■ Supplied records ■
-- BEGIN --

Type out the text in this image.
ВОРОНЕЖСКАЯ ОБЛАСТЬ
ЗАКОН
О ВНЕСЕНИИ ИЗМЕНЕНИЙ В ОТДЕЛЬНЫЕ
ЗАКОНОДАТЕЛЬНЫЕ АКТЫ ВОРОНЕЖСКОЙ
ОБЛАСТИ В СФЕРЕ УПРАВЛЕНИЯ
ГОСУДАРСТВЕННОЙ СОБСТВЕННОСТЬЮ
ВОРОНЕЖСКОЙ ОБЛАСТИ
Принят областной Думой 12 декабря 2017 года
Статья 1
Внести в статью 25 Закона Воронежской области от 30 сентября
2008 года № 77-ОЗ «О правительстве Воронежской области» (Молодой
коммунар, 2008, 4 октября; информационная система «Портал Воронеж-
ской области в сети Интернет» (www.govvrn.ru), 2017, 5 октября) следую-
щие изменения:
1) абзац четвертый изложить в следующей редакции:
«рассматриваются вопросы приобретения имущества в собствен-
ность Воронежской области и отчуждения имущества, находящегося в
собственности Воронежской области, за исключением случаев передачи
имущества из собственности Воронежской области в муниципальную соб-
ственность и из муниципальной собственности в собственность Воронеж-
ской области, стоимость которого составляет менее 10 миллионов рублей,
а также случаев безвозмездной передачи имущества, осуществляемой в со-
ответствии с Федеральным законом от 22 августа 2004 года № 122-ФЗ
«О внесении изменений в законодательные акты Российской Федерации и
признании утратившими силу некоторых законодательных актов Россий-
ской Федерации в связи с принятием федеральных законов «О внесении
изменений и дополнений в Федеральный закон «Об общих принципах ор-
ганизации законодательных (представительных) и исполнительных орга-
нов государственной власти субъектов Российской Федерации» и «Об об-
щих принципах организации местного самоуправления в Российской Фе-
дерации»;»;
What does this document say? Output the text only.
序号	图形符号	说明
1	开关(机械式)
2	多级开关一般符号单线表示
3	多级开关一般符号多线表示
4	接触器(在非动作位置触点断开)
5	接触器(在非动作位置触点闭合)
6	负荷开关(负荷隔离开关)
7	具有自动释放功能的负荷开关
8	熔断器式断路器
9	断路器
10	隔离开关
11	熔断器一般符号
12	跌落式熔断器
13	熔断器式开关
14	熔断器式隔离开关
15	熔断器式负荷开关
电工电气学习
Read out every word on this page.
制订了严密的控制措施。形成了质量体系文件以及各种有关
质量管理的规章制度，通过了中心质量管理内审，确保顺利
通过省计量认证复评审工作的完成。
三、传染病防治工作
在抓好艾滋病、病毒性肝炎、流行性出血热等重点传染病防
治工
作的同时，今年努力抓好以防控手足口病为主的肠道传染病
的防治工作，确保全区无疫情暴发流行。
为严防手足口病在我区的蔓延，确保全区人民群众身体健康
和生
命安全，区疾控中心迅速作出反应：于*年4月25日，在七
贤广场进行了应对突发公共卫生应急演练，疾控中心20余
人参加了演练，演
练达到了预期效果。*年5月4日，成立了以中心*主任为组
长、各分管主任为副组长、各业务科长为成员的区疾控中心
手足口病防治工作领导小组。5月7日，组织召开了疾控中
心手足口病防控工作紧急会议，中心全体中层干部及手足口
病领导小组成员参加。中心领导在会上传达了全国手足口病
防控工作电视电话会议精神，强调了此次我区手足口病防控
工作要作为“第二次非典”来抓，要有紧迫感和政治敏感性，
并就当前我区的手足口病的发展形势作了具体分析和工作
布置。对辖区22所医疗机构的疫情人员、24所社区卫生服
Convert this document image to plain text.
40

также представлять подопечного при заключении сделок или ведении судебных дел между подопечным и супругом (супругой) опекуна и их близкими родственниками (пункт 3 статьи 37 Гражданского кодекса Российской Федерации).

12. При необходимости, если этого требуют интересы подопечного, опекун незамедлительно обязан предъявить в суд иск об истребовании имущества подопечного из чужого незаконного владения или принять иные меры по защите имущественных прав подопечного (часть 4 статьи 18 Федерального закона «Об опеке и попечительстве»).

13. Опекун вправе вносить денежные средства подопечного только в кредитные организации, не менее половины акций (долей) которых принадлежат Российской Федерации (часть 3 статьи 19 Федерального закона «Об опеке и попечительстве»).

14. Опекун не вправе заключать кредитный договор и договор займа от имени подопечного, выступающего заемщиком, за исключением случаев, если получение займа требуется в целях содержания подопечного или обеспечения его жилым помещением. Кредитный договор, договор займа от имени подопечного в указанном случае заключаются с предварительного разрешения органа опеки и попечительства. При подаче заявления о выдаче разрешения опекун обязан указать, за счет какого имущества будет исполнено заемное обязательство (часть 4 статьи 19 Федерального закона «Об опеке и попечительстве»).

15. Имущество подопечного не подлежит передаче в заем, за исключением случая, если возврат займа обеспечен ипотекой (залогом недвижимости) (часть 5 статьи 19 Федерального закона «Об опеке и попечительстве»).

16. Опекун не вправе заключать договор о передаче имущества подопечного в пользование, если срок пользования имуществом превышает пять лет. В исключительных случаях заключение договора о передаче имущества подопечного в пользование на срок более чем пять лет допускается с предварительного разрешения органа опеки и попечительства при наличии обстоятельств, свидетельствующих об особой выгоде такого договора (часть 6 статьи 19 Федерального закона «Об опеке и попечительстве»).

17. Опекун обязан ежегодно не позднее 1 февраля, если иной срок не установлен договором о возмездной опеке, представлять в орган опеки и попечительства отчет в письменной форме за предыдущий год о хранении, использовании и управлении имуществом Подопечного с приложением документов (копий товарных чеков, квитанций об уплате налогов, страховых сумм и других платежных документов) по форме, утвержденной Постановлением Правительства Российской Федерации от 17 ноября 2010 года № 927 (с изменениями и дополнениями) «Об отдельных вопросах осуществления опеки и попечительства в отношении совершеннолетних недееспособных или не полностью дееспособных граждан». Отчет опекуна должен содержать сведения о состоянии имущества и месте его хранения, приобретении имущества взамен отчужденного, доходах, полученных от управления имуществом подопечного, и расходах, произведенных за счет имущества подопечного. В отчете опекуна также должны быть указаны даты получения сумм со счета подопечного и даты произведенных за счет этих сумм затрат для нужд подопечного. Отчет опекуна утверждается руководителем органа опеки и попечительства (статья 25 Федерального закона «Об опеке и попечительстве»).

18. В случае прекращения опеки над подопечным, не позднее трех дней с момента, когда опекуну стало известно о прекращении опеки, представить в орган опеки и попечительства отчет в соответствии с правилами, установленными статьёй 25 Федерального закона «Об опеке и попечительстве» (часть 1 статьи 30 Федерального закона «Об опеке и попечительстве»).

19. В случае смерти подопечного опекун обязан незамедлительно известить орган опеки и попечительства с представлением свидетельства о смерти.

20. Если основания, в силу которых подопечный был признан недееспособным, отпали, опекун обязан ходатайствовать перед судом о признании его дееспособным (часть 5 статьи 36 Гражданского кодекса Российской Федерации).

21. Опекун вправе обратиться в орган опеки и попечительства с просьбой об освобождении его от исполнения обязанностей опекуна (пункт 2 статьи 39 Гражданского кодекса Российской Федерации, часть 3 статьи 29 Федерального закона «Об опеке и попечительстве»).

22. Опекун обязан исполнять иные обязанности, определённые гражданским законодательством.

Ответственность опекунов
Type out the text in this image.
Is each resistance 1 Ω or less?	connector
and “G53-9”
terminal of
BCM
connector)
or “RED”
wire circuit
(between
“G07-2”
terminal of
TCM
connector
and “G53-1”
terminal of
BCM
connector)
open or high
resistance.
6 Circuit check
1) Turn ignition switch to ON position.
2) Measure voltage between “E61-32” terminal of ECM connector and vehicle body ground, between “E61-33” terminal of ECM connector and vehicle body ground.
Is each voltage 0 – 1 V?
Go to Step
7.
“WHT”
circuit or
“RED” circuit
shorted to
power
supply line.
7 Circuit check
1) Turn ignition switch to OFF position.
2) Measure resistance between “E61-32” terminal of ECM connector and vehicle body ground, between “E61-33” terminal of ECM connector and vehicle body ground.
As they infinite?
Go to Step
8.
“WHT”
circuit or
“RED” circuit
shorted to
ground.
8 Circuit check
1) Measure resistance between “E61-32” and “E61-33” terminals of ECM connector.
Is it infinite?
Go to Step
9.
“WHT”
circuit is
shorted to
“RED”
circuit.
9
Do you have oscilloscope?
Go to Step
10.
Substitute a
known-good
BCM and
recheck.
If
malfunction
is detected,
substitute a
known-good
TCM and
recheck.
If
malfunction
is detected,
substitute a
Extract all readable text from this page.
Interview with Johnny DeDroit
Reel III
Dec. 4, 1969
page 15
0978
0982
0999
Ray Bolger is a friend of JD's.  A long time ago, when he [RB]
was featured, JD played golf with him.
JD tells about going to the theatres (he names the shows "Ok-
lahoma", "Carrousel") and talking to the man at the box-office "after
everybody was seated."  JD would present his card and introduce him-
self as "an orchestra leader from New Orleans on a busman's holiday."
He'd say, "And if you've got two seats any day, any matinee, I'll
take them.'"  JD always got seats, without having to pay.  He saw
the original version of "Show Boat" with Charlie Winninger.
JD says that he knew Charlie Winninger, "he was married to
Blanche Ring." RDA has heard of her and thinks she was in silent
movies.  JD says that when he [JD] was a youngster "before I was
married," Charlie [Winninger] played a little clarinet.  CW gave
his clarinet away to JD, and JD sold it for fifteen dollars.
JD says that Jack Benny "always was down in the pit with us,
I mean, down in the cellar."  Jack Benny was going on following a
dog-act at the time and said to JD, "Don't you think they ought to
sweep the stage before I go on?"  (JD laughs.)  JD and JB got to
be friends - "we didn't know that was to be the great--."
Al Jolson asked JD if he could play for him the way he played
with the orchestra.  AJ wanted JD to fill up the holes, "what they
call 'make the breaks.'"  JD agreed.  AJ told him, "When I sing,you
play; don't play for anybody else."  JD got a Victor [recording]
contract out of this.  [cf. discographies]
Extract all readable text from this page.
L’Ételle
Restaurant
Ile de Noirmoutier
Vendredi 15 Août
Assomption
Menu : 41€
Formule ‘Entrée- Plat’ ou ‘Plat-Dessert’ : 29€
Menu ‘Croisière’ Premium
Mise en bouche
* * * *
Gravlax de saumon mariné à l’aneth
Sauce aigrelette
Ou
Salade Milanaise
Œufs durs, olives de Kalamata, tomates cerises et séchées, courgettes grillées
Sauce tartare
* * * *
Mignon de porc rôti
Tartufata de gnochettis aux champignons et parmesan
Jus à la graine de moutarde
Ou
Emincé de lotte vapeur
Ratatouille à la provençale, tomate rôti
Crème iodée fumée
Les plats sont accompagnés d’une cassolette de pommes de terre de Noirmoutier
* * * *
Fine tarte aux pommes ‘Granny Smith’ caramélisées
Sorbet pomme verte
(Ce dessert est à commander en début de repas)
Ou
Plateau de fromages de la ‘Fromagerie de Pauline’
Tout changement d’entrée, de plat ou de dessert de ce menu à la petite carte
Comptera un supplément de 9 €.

-- END --

Display every line of the listing that contains the string "page".

Read out every word on this page.
Extract all readable text from this page.
page 15
Extract all readable text from this page.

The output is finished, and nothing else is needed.